What is required: Set down all of the data again, character for character.

** Opening Supplied information block **

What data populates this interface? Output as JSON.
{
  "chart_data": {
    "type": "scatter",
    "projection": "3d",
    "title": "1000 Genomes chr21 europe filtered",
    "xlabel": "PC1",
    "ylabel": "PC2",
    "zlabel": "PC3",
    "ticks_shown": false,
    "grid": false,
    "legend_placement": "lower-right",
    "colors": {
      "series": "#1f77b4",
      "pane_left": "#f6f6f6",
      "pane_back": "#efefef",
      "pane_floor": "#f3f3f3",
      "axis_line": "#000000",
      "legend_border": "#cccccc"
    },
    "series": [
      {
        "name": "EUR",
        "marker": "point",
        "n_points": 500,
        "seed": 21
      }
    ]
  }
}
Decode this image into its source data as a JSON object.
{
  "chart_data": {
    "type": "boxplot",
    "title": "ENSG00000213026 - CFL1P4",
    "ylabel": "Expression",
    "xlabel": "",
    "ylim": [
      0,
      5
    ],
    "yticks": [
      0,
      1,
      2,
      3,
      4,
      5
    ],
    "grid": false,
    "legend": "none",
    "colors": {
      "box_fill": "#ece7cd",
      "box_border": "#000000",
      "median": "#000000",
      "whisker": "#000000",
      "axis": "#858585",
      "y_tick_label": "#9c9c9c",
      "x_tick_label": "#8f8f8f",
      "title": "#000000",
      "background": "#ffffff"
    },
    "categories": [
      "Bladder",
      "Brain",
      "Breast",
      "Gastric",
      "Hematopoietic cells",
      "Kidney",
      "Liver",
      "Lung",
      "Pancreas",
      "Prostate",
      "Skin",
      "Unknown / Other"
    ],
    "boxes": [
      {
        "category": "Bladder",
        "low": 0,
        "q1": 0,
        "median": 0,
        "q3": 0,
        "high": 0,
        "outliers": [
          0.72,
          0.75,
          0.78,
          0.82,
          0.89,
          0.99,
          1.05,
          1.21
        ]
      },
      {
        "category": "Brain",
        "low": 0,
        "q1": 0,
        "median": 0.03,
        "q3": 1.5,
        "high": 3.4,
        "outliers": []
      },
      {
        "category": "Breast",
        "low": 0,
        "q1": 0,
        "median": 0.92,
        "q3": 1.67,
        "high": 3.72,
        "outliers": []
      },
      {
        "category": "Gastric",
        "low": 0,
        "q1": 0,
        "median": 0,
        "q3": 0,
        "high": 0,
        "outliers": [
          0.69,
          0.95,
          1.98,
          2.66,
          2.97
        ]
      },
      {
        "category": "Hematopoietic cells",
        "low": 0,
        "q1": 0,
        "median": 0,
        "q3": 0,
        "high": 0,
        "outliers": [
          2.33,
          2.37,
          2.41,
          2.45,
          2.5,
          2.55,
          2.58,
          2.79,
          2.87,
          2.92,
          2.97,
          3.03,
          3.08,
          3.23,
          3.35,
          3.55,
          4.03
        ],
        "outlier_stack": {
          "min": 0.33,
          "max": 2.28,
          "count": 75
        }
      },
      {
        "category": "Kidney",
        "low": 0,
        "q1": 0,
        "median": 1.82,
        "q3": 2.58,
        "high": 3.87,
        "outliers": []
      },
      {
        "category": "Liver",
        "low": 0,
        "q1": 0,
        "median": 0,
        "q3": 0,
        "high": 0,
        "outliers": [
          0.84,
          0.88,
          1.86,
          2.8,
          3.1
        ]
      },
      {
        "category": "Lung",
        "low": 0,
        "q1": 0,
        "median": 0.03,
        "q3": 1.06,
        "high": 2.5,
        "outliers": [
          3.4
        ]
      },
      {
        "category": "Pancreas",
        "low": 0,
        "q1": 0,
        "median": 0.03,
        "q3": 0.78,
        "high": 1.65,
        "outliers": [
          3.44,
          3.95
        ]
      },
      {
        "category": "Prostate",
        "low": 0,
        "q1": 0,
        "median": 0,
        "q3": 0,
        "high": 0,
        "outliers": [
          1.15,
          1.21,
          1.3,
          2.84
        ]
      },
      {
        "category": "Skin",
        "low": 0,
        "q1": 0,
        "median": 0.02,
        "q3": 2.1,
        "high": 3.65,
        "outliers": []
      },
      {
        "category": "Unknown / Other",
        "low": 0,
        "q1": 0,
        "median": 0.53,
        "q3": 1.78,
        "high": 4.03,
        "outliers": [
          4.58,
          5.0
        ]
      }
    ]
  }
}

** Closing Supplied information block **

Answer area:
What data populates this interface? Output as JSON.
{
  "chart_data": {
    "type": "scatter",
    "projection": "3d",
    "title": "1000 Genomes chr21 europe filtered",
    "xlabel": "PC1",
    "ylabel": "PC2",
    "zlabel": "PC3",
    "ticks_shown": false,
    "grid": false,
    "legend_placement": "lower-right",
    "colors": {
      "series": "#1f77b4",
      "pane_left": "#f6f6f6",
      "pane_back": "#efefef",
      "pane_floor": "#f3f3f3",
      "axis_line": "#000000",
      "legend_border": "#cccccc"
    },
    "series": [
      {
        "name": "EUR",
        "marker": "point",
        "n_points": 500,
        "seed": 21
      }
    ]
  }
}
Decode this image into its source data as a JSON object.
{
  "chart_data": {
    "type": "boxplot",
    "title": "ENSG00000213026 - CFL1P4",
    "ylabel": "Expression",
    "xlabel": "",
    "ylim": [
      0,
      5
    ],
    "yticks": [
      0,
      1,
      2,
      3,
      4,
      5
    ],
    "grid": false,
    "legend": "none",
    "colors": {
      "box_fill": "#ece7cd",
      "box_border": "#000000",
      "median": "#000000",
      "whisker": "#000000",
      "axis": "#858585",
      "y_tick_label": "#9c9c9c",
      "x_tick_label": "#8f8f8f",
      "title": "#000000",
      "background": "#ffffff"
    },
    "categories": [
      "Bladder",
      "Brain",
      "Breast",
      "Gastric",
      "Hematopoietic cells",
      "Kidney",
      "Liver",
      "Lung",
      "Pancreas",
      "Prostate",
      "Skin",
      "Unknown / Other"
    ],
    "boxes": [
      {
        "category": "Bladder",
        "low": 0,
        "q1": 0,
        "median": 0,
        "q3": 0,
        "high": 0,
        "outliers": [
          0.72,
          0.75,
          0.78,
          0.82,
          0.89,
          0.99,
          1.05,
          1.21
        ]
      },
      {
        "category": "Brain",
        "low": 0,
        "q1": 0,
        "median": 0.03,
        "q3": 1.5,
        "high": 3.4,
        "outliers": []
      },
      {
        "category": "Breast",
        "low": 0,
        "q1": 0,
        "median": 0.92,
        "q3": 1.67,
        "high": 3.72,
        "outliers": []
      },
      {
        "category": "Gastric",
        "low": 0,
        "q1": 0,
        "median": 0,
        "q3": 0,
        "high": 0,
        "outliers": [
          0.69,
          0.95,
          1.98,
          2.66,
          2.97
        ]
      },
      {
        "category": "Hematopoietic cells",
        "low": 0,
        "q1": 0,
        "median": 0,
        "q3": 0,
        "high": 0,
        "outliers": [
          2.33,
          2.37,
          2.41,
          2.45,
          2.5,
          2.55,
          2.58,
          2.79,
          2.87,
          2.92,
          2.97,
          3.03,
          3.08,
          3.23,
          3.35,
          3.55,
          4.03
        ],
        "outlier_stack": {
          "min": 0.33,
          "max": 2.28,
          "count": 75
        }
      },
      {
        "category": "Kidney",
        "low": 0,
        "q1": 0,
        "median": 1.82,
        "q3": 2.58,
        "high": 3.87,
        "outliers": []
      },
      {
        "category": "Liver",
        "low": 0,
        "q1": 0,
        "median": 0,
        "q3": 0,
        "high": 0,
        "outliers": [
          0.84,
          0.88,
          1.86,
          2.8,
          3.1
        ]
      },
      {
        "category": "Lung",
        "low": 0,
        "q1": 0,
        "median": 0.03,
        "q3": 1.06,
        "high": 2.5,
        "outliers": [
          3.4
        ]
      },
      {
        "category": "Pancreas",
        "low": 0,
        "q1": 0,
        "median": 0.03,
        "q3": 0.78,
        "high": 1.65,
        "outliers": [
          3.44,
          3.95
        ]
      },
      {
        "category": "Prostate",
        "low": 0,
        "q1": 0,
        "median": 0,
        "q3": 0,
        "high": 0,
        "outliers": [
          1.15,
          1.21,
          1.3,
          2.84
        ]
      },
      {
        "category": "Skin",
        "low": 0,
        "q1": 0,
        "median": 0.02,
        "q3": 2.1,
        "high": 3.65,
        "outliers": []
      },
      {
        "category": "Unknown / Other",
        "low": 0,
        "q1": 0,
        "median": 0.53,
        "q3": 1.78,
        "high": 4.03,
        "outliers": [
          4.58,
          5.0
        ]
      }
    ]
  }
}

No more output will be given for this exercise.